● **Exercise goal**:
Copy each line of the data below exactly, leaving out pictures.

● **Dataset extract**:

»»

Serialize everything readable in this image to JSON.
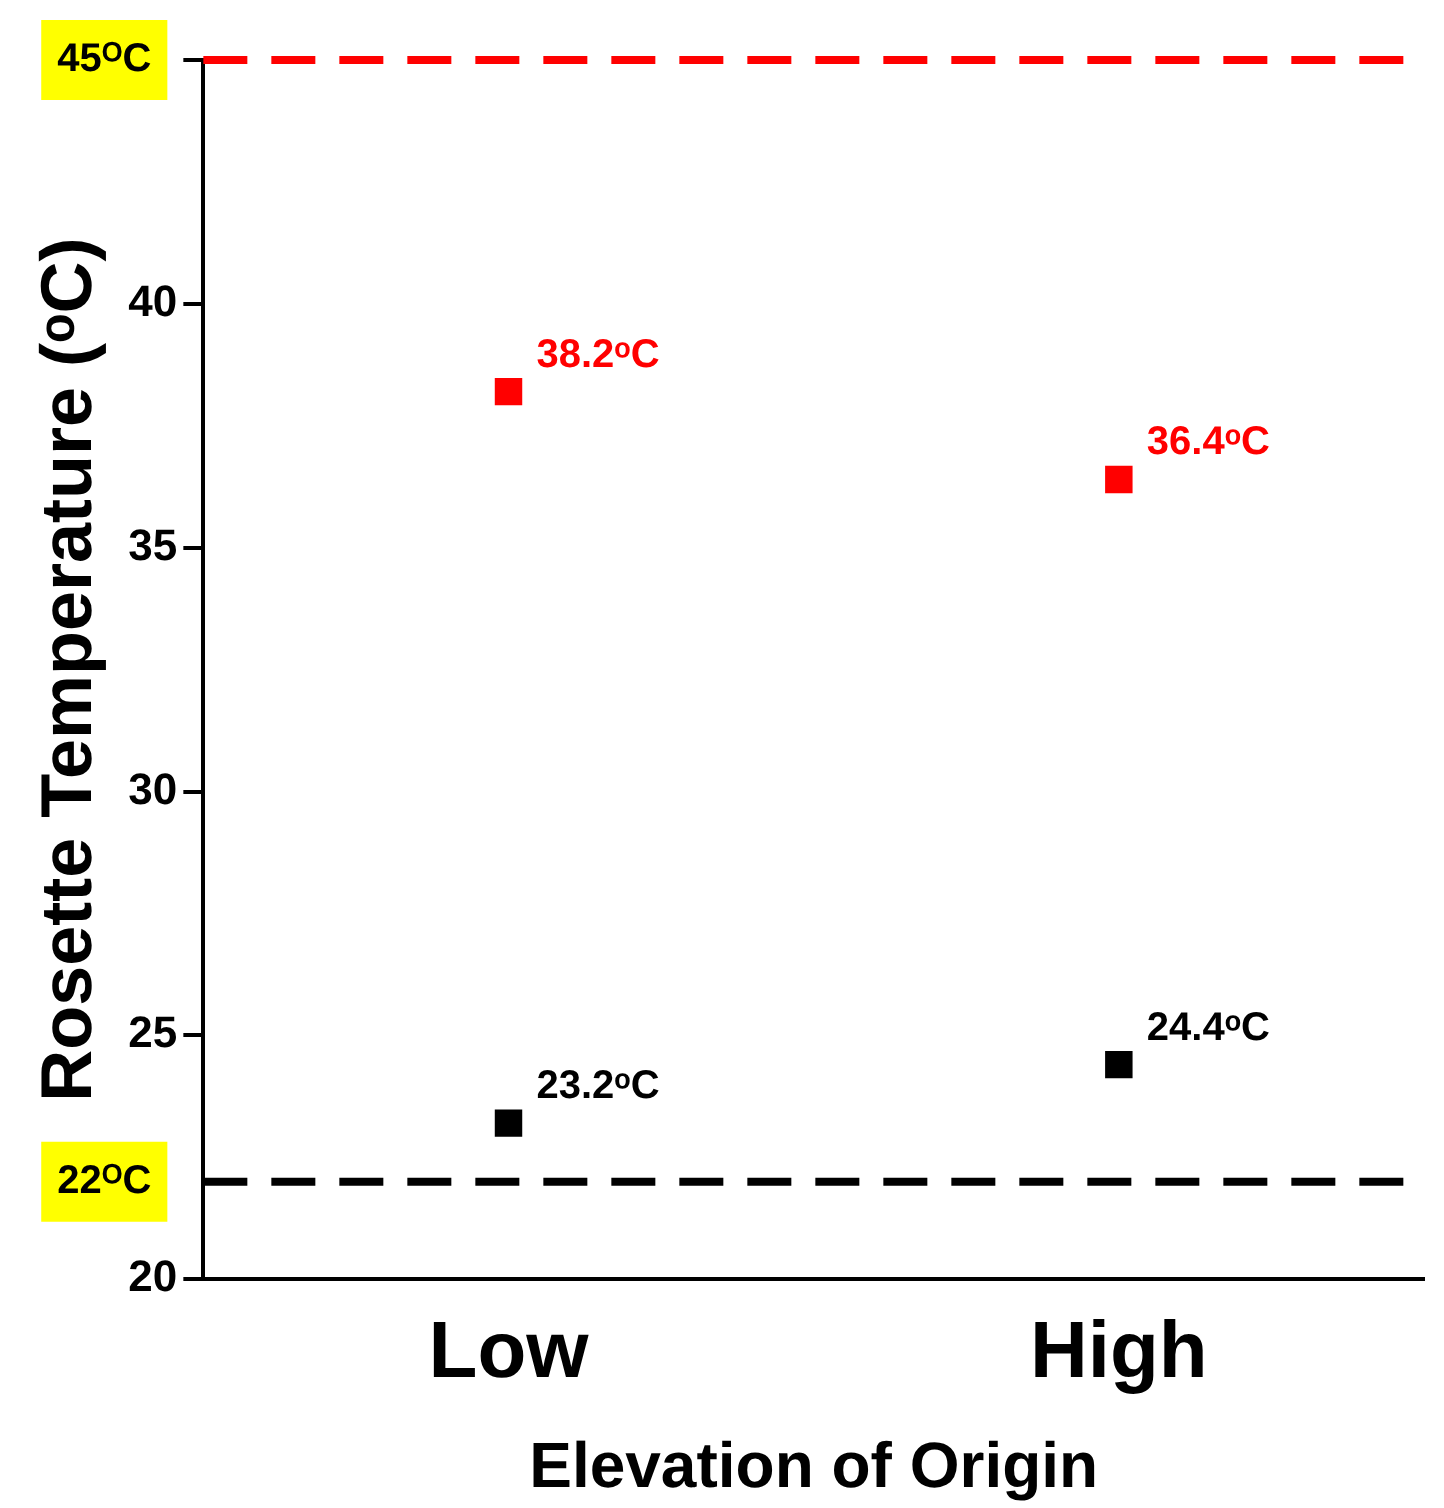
{
  "chart_data": {
    "type": "scatter",
    "xlabel": "Elevation of Origin",
    "ylabel": "Rosette Temperature (ᵒC)",
    "categories": [
      "Low",
      "High"
    ],
    "series": [
      {
        "color": "#ff0000",
        "values": [
          38.2,
          36.4
        ],
        "value_labels": [
          "38.2ᵒC",
          "36.4ᵒC"
        ]
      },
      {
        "color": "#000000",
        "values": [
          23.2,
          24.4
        ],
        "value_labels": [
          "23.2ᵒC",
          "24.4ᵒC"
        ]
      }
    ],
    "ylim": [
      20,
      45
    ],
    "yticks": [
      20,
      25,
      30,
      35,
      40,
      {
        "value": 45,
        "label": null
      }
    ],
    "ref_lines": [
      {
        "axis": "y",
        "value": 45,
        "label": "45ᴼC",
        "color": "#ff0000",
        "line_style": "dashed"
      },
      {
        "axis": "y",
        "value": 22,
        "label": "22ᴼC",
        "color": "#000000",
        "line_style": "dashed"
      }
    ],
    "marker": "square",
    "grid": false,
    "legend": false
  }
}
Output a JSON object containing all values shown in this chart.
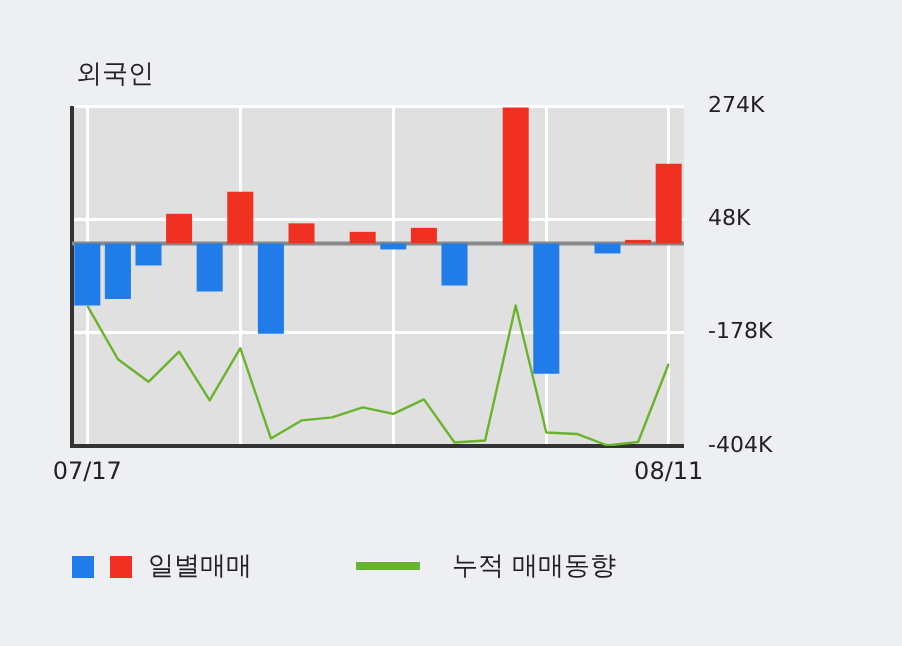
{
  "chart_data": {
    "type": "bar",
    "title": "외국인",
    "categories": [
      "07/17",
      null,
      null,
      null,
      null,
      null,
      null,
      null,
      null,
      null,
      null,
      null,
      null,
      null,
      null,
      null,
      null,
      null,
      null,
      "08/11"
    ],
    "series": [
      {
        "type": "bar",
        "name": "일별매매",
        "colors": [
          "#1f7ce8",
          "#1f7ce8",
          "#1f7ce8",
          "#f03020",
          "#1f7ce8",
          "#f03020",
          "#1f7ce8",
          "#f03020",
          "#f03020",
          "#f03020",
          "#1f7ce8",
          "#f03020",
          "#1f7ce8",
          "#f03020",
          "#f03020",
          "#1f7ce8",
          "#f03020",
          "#1f7ce8",
          "#f03020",
          "#f03020"
        ],
        "values": [
          -124000,
          -111000,
          -44000,
          59000,
          -96000,
          103000,
          -180000,
          40000,
          0,
          23000,
          -12000,
          31000,
          -84000,
          0,
          271000,
          -260000,
          0,
          -20000,
          7000,
          159000
        ]
      },
      {
        "type": "line",
        "name": "누적 매매동향",
        "color": "#6ab42d",
        "values": [
          -124000,
          -231000,
          -276000,
          -216000,
          -313000,
          -209000,
          -389000,
          -353000,
          -347000,
          -327000,
          -340000,
          -311000,
          -397000,
          -393000,
          -124000,
          -377000,
          -380000,
          -403000,
          -396000,
          -240000
        ]
      }
    ],
    "ylim": [
      -404000,
      274000
    ],
    "yticks": [
      {
        "value": 274000,
        "label": "274K"
      },
      {
        "value": 48000,
        "label": "48K"
      },
      {
        "value": -178000,
        "label": "-178K"
      },
      {
        "value": -404000,
        "label": "-404K"
      }
    ],
    "ref_lines": [
      {
        "axis": "y",
        "value": 0,
        "color": "#888888"
      }
    ],
    "grid": true,
    "legend": "bottom",
    "marker": "none",
    "line_style": "solid"
  }
}
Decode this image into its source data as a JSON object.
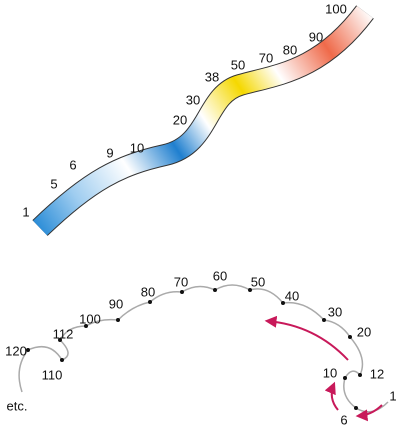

««

● **Finished exercise**:
Serialize everything readable in this image to JSON.
{
  "chart_data": {
    "type": "scatter",
    "xlabel": "Elevation of Origin",
    "ylabel": "Rosette Temperature (ᵒC)",
    "categories": [
      "Low",
      "High"
    ],
    "series": [
      {
        "color": "#ff0000",
        "values": [
          38.2,
          36.4
        ],
        "value_labels": [
          "38.2ᵒC",
          "36.4ᵒC"
        ]
      },
      {
        "color": "#000000",
        "values": [
          23.2,
          24.4
        ],
        "value_labels": [
          "23.2ᵒC",
          "24.4ᵒC"
        ]
      }
    ],
    "ylim": [
      20,
      45
    ],
    "yticks": [
      20,
      25,
      30,
      35,
      40,
      {
        "value": 45,
        "label": null
      }
    ],
    "ref_lines": [
      {
        "axis": "y",
        "value": 45,
        "label": "45ᴼC",
        "color": "#ff0000",
        "line_style": "dashed"
      },
      {
        "axis": "y",
        "value": 22,
        "label": "22ᴼC",
        "color": "#000000",
        "line_style": "dashed"
      }
    ],
    "marker": "square",
    "grid": false,
    "legend": false
  }
}
Output a JSON object containing all values shown in this chart.
{
  "chart_data": {
    "type": "bar",
    "title": "외국인",
    "categories": [
      "07/17",
      null,
      null,
      null,
      null,
      null,
      null,
      null,
      null,
      null,
      null,
      null,
      null,
      null,
      null,
      null,
      null,
      null,
      null,
      "08/11"
    ],
    "series": [
      {
        "type": "bar",
        "name": "일별매매",
        "colors": [
          "#1f7ce8",
          "#1f7ce8",
          "#1f7ce8",
          "#f03020",
          "#1f7ce8",
          "#f03020",
          "#1f7ce8",
          "#f03020",
          "#f03020",
          "#f03020",
          "#1f7ce8",
          "#f03020",
          "#1f7ce8",
          "#f03020",
          "#f03020",
          "#1f7ce8",
          "#f03020",
          "#1f7ce8",
          "#f03020",
          "#f03020"
        ],
        "values": [
          -124000,
          -111000,
          -44000,
          59000,
          -96000,
          103000,
          -180000,
          40000,
          0,
          23000,
          -12000,
          31000,
          -84000,
          0,
          271000,
          -260000,
          0,
          -20000,
          7000,
          159000
        ]
      },
      {
        "type": "line",
        "name": "누적 매매동향",
        "color": "#6ab42d",
        "values": [
          -124000,
          -231000,
          -276000,
          -216000,
          -313000,
          -209000,
          -389000,
          -353000,
          -347000,
          -327000,
          -340000,
          -311000,
          -397000,
          -393000,
          -124000,
          -377000,
          -380000,
          -403000,
          -396000,
          -240000
        ]
      }
    ],
    "ylim": [
      -404000,
      274000
    ],
    "yticks": [
      {
        "value": 274000,
        "label": "274K"
      },
      {
        "value": 48000,
        "label": "48K"
      },
      {
        "value": -178000,
        "label": "-178K"
      },
      {
        "value": -404000,
        "label": "-404K"
      }
    ],
    "ref_lines": [
      {
        "axis": "y",
        "value": 0,
        "color": "#888888"
      }
    ],
    "grid": true,
    "legend": "bottom",
    "marker": "none",
    "line_style": "solid"
  }
}
Decode this image into its source data as a JSON object.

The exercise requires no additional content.